→ 提供文

- - - - - - -

パナソニック エレクトリックワークス社(以下、パナソニックEW)は現在、次世代オープンビルプラットフォーム(ビルOS)に関する実証実験を福岡地所と共同で実施しています。期間は2023年12月1日~2024年3月31日の約4カ月間です。2024年2月には、IoTやDXソリューションに精通するシリコンバレーの起業家、Kii 代表取締役会長の荒井真成さんを招き、福岡地所、パナソニックEW社の担当者とともに記者会見を開催しています。
自律的に更新するビルへと変わる天神ビジネスセンター
実証実験の舞台は、2021年に竣工した天神ビジネスセンター。国家戦略特区の認定を受けた「天神ビッグバン」プロジェクトの中核をなすビルの1つであり、航空法の高さ制限の特例承認を受けて高層化を実現。地下2階~地上19階のオフィスビルとして誕生しました。

- - - - - - -

→ 提供データ
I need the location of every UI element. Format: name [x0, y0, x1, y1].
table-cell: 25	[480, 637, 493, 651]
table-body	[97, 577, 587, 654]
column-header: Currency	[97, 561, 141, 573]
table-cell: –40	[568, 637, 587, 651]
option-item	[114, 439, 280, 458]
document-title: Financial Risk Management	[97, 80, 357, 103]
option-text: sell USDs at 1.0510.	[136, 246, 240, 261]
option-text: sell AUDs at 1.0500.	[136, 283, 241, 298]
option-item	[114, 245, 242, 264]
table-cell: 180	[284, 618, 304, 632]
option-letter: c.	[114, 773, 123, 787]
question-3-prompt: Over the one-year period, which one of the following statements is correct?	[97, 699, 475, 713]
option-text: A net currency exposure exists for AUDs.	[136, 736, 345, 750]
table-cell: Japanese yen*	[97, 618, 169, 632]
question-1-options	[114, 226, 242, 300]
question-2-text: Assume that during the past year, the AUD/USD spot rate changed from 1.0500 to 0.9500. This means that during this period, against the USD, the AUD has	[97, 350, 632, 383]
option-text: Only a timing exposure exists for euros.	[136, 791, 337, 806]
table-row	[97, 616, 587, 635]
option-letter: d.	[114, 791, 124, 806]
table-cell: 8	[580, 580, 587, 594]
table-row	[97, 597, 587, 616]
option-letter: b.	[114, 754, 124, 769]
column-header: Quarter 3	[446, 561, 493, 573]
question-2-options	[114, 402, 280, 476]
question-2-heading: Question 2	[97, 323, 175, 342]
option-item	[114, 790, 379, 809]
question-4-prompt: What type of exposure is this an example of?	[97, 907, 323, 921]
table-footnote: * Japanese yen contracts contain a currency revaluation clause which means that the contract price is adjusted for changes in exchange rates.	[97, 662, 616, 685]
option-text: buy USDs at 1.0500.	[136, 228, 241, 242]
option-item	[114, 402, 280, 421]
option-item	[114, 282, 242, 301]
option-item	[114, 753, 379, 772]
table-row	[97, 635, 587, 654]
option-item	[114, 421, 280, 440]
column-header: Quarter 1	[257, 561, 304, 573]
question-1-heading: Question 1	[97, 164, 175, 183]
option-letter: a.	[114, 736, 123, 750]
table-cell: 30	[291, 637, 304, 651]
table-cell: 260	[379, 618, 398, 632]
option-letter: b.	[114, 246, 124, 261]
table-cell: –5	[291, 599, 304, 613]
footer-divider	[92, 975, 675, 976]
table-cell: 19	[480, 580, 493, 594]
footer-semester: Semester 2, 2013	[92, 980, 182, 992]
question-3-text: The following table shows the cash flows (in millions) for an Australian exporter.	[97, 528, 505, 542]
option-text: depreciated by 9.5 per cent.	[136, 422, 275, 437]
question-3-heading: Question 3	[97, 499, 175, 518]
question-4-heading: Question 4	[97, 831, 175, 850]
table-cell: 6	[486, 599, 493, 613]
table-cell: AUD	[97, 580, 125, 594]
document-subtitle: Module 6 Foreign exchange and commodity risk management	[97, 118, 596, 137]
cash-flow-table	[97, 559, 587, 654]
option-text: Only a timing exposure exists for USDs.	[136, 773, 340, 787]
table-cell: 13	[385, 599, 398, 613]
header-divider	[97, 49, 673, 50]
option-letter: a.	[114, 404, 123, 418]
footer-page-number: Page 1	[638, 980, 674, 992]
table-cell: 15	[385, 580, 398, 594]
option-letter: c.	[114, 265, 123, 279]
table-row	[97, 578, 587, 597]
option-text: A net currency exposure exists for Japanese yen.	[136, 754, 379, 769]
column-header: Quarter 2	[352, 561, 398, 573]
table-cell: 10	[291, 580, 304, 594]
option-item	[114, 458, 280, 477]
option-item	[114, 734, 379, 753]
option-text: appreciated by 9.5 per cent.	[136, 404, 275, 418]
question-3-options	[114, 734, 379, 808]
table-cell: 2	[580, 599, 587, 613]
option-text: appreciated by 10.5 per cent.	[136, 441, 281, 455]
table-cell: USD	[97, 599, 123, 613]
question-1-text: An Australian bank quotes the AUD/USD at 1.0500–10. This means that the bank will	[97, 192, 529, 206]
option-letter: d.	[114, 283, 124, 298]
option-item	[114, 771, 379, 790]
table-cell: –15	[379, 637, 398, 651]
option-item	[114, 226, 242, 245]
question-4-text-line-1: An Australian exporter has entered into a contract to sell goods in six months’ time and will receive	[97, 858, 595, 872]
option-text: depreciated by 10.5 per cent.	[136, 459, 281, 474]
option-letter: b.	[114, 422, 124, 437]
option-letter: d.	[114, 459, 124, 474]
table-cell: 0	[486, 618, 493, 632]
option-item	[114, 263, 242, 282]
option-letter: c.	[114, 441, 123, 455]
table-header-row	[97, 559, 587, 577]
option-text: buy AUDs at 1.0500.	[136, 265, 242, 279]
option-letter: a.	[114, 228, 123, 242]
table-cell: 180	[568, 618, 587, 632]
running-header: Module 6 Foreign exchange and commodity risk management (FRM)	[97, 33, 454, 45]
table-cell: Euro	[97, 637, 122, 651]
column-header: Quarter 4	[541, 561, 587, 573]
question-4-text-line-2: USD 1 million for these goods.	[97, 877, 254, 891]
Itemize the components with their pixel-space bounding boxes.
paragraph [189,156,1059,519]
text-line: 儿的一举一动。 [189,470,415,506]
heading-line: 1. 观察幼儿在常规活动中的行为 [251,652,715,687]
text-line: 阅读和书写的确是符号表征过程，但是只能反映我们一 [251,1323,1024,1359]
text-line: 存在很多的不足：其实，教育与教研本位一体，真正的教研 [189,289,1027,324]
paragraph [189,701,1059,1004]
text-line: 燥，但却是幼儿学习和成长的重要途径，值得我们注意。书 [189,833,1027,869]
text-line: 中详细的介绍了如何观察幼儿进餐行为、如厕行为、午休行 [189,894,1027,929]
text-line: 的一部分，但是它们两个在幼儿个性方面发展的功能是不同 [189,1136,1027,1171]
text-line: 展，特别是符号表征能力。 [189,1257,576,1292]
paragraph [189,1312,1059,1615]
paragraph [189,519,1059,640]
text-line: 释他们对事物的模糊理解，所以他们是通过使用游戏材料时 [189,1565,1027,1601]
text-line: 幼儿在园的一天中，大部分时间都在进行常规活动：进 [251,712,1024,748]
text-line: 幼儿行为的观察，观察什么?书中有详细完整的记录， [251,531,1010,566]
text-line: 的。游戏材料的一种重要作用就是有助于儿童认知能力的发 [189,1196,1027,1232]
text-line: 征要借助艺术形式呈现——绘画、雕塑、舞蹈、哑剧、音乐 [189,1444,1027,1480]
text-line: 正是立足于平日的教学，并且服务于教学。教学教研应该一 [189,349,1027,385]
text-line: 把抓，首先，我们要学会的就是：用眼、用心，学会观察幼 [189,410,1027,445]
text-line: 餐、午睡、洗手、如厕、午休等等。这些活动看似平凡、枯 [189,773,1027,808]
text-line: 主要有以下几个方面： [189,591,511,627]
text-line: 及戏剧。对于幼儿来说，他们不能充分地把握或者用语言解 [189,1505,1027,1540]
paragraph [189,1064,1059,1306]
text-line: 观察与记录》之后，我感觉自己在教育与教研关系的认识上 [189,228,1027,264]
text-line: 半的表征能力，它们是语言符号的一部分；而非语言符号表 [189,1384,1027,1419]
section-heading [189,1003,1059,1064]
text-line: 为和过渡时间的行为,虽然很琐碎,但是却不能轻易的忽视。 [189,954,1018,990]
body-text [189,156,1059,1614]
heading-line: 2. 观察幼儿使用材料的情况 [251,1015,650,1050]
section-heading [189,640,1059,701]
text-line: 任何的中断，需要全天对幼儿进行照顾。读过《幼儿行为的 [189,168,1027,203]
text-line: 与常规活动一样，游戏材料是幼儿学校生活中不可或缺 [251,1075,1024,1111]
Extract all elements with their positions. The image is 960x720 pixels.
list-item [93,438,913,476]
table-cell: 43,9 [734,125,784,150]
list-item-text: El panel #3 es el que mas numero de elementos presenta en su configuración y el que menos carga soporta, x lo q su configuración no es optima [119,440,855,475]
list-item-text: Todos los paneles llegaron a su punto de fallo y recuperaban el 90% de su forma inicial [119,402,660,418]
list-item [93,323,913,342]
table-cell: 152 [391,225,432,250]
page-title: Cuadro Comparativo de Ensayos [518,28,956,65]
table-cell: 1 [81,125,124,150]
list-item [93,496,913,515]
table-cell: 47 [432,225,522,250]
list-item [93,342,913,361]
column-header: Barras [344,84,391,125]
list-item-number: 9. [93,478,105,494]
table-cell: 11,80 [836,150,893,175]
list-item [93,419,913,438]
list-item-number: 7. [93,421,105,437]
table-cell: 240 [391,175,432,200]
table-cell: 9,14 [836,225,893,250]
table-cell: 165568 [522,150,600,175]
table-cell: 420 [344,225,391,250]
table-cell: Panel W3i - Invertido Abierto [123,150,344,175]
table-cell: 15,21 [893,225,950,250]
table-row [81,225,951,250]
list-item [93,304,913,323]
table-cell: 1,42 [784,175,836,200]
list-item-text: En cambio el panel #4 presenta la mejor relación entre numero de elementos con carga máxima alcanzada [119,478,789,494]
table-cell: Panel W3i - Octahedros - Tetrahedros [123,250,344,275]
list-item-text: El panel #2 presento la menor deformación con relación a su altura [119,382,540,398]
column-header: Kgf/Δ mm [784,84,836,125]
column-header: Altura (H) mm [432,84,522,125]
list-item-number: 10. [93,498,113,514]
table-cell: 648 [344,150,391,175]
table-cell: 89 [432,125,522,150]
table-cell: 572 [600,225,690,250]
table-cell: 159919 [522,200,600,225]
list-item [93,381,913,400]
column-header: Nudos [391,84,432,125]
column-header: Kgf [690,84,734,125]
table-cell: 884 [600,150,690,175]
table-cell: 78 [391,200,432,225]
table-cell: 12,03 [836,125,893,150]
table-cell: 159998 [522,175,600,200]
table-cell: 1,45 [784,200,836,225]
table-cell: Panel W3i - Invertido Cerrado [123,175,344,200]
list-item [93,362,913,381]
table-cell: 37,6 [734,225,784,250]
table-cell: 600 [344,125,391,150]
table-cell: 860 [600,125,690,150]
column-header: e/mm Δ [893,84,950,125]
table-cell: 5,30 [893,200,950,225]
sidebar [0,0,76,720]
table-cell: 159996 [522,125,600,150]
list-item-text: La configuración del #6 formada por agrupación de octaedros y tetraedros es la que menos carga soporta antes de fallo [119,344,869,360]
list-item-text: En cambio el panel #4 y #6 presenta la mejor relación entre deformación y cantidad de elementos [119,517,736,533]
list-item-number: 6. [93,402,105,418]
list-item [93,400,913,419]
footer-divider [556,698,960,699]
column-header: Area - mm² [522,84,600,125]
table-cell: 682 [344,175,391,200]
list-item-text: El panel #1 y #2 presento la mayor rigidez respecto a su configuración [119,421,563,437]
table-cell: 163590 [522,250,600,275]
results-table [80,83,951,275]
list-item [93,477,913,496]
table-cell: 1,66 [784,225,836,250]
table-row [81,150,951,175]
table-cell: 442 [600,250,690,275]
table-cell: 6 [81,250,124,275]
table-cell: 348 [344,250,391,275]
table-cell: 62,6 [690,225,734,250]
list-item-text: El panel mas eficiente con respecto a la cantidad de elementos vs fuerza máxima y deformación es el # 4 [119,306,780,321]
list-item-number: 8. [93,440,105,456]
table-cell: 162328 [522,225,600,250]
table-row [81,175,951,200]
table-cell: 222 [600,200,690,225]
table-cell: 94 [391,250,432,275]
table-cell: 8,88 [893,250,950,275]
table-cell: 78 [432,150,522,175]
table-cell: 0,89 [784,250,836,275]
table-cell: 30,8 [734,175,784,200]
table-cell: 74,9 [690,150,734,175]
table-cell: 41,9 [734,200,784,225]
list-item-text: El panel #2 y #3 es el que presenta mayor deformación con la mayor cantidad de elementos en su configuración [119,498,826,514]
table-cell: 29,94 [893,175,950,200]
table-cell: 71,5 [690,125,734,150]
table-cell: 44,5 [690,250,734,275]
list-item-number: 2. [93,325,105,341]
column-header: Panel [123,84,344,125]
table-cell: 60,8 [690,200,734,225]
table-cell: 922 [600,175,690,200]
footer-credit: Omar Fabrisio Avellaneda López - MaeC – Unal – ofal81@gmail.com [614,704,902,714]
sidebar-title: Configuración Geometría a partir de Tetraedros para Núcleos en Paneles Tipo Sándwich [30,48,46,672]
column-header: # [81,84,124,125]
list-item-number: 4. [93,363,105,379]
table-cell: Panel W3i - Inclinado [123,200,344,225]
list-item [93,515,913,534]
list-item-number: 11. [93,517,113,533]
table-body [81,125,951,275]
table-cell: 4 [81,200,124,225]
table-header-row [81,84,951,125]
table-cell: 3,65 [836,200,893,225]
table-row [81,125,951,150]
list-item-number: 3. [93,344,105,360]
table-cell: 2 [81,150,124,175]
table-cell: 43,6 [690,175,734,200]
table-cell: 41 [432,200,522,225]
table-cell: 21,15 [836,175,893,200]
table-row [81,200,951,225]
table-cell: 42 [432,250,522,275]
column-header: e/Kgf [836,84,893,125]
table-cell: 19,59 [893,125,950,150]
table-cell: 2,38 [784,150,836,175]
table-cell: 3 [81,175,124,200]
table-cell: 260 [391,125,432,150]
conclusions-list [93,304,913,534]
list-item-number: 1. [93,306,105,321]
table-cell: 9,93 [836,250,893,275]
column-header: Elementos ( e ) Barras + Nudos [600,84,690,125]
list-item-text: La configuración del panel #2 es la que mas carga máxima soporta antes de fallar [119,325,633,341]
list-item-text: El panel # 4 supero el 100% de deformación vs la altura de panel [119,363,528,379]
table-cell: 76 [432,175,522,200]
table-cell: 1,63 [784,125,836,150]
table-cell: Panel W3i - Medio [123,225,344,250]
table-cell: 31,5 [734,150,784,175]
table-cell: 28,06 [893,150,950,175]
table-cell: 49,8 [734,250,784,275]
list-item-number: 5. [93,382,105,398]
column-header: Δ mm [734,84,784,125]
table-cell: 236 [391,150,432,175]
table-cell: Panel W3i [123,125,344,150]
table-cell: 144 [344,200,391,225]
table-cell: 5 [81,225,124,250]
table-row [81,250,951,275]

- - - - - - -

→ 課題
1 - 提供文によると、ビルOSの実証実験が行われる期間はいつからいつまでか。
2 - 提供データの行を、冒頭から「245, 242, 264]」を含む行まで、両端を含めてそのまま書き写せ。

→ 課題への解答
1 - 2023年12月1日~2024年3月31日の約4カ月間。

2 -
I need the location of every UI element. Format: name [x0, y0, x1, y1].
table-cell: 25	[480, 637, 493, 651]
table-body	[97, 577, 587, 654]
column-header: Currency	[97, 561, 141, 573]
table-cell: –40	[568, 637, 587, 651]
option-item	[114, 439, 280, 458]
document-title: Financial Risk Management	[97, 80, 357, 103]
option-text: sell USDs at 1.0510.	[136, 246, 240, 261]
option-text: sell AUDs at 1.0500.	[136, 283, 241, 298]
option-item	[114, 245, 242, 264]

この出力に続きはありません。